→ **What needs to be done**: Locate the lines of the listing below that hold "uncertified", then copy each of them.

→ **Data lines**:
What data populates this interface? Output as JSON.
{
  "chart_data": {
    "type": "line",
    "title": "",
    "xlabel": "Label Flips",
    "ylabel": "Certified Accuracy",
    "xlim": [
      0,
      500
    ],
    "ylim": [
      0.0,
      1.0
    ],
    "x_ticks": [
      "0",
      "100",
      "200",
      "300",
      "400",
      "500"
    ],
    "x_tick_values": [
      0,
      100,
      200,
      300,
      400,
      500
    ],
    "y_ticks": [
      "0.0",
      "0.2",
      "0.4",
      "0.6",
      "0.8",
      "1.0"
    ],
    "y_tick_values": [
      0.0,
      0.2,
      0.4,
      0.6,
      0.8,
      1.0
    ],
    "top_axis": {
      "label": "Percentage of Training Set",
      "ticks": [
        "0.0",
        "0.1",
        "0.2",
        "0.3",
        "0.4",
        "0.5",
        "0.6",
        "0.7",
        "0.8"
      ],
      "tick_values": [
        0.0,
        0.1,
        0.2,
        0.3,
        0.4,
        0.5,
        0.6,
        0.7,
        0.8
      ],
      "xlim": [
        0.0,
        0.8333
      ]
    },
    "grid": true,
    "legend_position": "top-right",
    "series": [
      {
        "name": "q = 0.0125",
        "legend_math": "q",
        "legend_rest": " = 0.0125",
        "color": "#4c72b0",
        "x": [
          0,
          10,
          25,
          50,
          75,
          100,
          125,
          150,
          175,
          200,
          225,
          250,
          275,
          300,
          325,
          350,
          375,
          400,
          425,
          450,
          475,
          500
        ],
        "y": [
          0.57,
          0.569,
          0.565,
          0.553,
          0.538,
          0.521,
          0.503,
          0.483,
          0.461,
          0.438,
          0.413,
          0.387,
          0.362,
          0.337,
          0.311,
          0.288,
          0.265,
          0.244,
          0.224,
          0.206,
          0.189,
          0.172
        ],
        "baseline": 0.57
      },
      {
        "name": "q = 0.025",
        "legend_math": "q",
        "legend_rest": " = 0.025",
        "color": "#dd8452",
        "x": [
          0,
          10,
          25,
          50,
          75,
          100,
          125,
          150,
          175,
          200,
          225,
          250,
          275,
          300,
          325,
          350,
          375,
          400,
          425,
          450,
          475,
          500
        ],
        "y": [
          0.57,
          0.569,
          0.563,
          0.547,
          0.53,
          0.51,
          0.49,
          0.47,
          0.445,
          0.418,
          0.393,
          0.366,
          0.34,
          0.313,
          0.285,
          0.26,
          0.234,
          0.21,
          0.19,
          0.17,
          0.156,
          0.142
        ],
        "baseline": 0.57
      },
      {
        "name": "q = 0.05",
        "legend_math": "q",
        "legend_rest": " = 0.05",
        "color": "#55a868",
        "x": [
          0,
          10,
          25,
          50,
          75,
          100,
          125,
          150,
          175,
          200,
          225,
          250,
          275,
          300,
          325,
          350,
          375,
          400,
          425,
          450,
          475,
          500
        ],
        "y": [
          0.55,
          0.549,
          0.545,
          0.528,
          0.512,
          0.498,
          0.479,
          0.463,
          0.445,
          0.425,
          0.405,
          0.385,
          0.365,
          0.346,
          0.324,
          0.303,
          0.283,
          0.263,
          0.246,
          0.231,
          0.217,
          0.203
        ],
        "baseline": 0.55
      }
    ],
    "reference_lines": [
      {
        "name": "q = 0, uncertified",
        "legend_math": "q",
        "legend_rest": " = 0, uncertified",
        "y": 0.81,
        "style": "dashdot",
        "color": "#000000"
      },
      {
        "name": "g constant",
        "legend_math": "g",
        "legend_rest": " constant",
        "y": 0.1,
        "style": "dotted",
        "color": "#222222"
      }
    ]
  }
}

→ **Response**:
        "name": "q = 0, uncertified",
        "legend_rest": " = 0, uncertified",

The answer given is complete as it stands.